EXERCISE BRIEF: Would you set down every entry shown below, precisely as written?

* begin MATERIAL PROVIDED *

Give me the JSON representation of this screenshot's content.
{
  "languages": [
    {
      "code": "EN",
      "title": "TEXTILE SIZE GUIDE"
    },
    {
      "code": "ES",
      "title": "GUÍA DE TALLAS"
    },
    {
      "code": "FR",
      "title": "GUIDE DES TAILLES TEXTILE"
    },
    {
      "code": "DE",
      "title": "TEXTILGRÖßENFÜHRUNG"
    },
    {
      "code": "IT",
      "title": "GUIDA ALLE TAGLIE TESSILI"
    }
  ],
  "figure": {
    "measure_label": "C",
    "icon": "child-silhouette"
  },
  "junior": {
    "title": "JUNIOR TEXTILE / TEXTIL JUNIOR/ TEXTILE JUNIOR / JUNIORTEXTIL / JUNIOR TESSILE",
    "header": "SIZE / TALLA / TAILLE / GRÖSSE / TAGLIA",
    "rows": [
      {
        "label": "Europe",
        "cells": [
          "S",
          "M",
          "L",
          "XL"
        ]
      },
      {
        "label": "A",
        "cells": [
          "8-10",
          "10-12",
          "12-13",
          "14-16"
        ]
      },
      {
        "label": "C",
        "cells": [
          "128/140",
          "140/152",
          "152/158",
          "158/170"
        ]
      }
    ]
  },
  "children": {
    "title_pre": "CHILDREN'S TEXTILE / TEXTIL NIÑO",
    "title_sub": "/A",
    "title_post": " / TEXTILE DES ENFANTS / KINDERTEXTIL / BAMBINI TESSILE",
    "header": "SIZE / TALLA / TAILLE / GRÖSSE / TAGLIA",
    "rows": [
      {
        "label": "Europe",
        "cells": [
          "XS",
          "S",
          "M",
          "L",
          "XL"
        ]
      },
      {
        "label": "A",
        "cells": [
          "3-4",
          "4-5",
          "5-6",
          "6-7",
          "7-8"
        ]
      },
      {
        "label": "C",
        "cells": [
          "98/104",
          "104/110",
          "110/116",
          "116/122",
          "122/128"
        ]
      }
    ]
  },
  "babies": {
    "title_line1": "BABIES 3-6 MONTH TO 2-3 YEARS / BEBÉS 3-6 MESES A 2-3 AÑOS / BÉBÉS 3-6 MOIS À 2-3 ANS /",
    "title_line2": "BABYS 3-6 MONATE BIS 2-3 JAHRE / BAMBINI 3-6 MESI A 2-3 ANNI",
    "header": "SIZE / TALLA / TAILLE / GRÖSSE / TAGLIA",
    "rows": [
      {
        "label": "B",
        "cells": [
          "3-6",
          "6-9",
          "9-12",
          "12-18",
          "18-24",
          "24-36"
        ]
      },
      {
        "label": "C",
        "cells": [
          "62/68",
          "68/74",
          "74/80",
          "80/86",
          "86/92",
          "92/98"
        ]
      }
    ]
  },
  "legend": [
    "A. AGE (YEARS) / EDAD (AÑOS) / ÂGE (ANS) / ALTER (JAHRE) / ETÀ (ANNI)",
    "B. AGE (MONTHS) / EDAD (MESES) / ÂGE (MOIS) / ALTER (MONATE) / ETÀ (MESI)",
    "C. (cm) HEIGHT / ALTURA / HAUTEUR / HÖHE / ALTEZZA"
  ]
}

* end MATERIAL PROVIDED *

FINISHED ANSWER:
Give me the JSON representation of this screenshot's content.
{
  "languages": [
    {
      "code": "EN",
      "title": "TEXTILE SIZE GUIDE"
    },
    {
      "code": "ES",
      "title": "GUÍA DE TALLAS"
    },
    {
      "code": "FR",
      "title": "GUIDE DES TAILLES TEXTILE"
    },
    {
      "code": "DE",
      "title": "TEXTILGRÖßENFÜHRUNG"
    },
    {
      "code": "IT",
      "title": "GUIDA ALLE TAGLIE TESSILI"
    }
  ],
  "figure": {
    "measure_label": "C",
    "icon": "child-silhouette"
  },
  "junior": {
    "title": "JUNIOR TEXTILE / TEXTIL JUNIOR/ TEXTILE JUNIOR / JUNIORTEXTIL / JUNIOR TESSILE",
    "header": "SIZE / TALLA / TAILLE / GRÖSSE / TAGLIA",
    "rows": [
      {
        "label": "Europe",
        "cells": [
          "S",
          "M",
          "L",
          "XL"
        ]
      },
      {
        "label": "A",
        "cells": [
          "8-10",
          "10-12",
          "12-13",
          "14-16"
        ]
      },
      {
        "label": "C",
        "cells": [
          "128/140",
          "140/152",
          "152/158",
          "158/170"
        ]
      }
    ]
  },
  "children": {
    "title_pre": "CHILDREN'S TEXTILE / TEXTIL NIÑO",
    "title_sub": "/A",
    "title_post": " / TEXTILE DES ENFANTS / KINDERTEXTIL / BAMBINI TESSILE",
    "header": "SIZE / TALLA / TAILLE / GRÖSSE / TAGLIA",
    "rows": [
      {
        "label": "Europe",
        "cells": [
          "XS",
          "S",
          "M",
          "L",
          "XL"
        ]
      },
      {
        "label": "A",
        "cells": [
          "3-4",
          "4-5",
          "5-6",
          "6-7",
          "7-8"
        ]
      },
      {
        "label": "C",
        "cells": [
          "98/104",
          "104/110",
          "110/116",
          "116/122",
          "122/128"
        ]
      }
    ]
  },
  "babies": {
    "title_line1": "BABIES 3-6 MONTH TO 2-3 YEARS / BEBÉS 3-6 MESES A 2-3 AÑOS / BÉBÉS 3-6 MOIS À 2-3 ANS /",
    "title_line2": "BABYS 3-6 MONATE BIS 2-3 JAHRE / BAMBINI 3-6 MESI A 2-3 ANNI",
    "header": "SIZE / TALLA / TAILLE / GRÖSSE / TAGLIA",
    "rows": [
      {
        "label": "B",
        "cells": [
          "3-6",
          "6-9",
          "9-12",
          "12-18",
          "18-24",
          "24-36"
        ]
      },
      {
        "label": "C",
        "cells": [
          "62/68",
          "68/74",
          "74/80",
          "80/86",
          "86/92",
          "92/98"
        ]
      }
    ]
  },
  "legend": [
    "A. AGE (YEARS) / EDAD (AÑOS) / ÂGE (ANS) / ALTER (JAHRE) / ETÀ (ANNI)",
    "B. AGE (MONTHS) / EDAD (MESES) / ÂGE (MOIS) / ALTER (MONATE) / ETÀ (MESI)",
    "C. (cm) HEIGHT / ALTURA / HAUTEUR / HÖHE / ALTEZZA"
  ]
}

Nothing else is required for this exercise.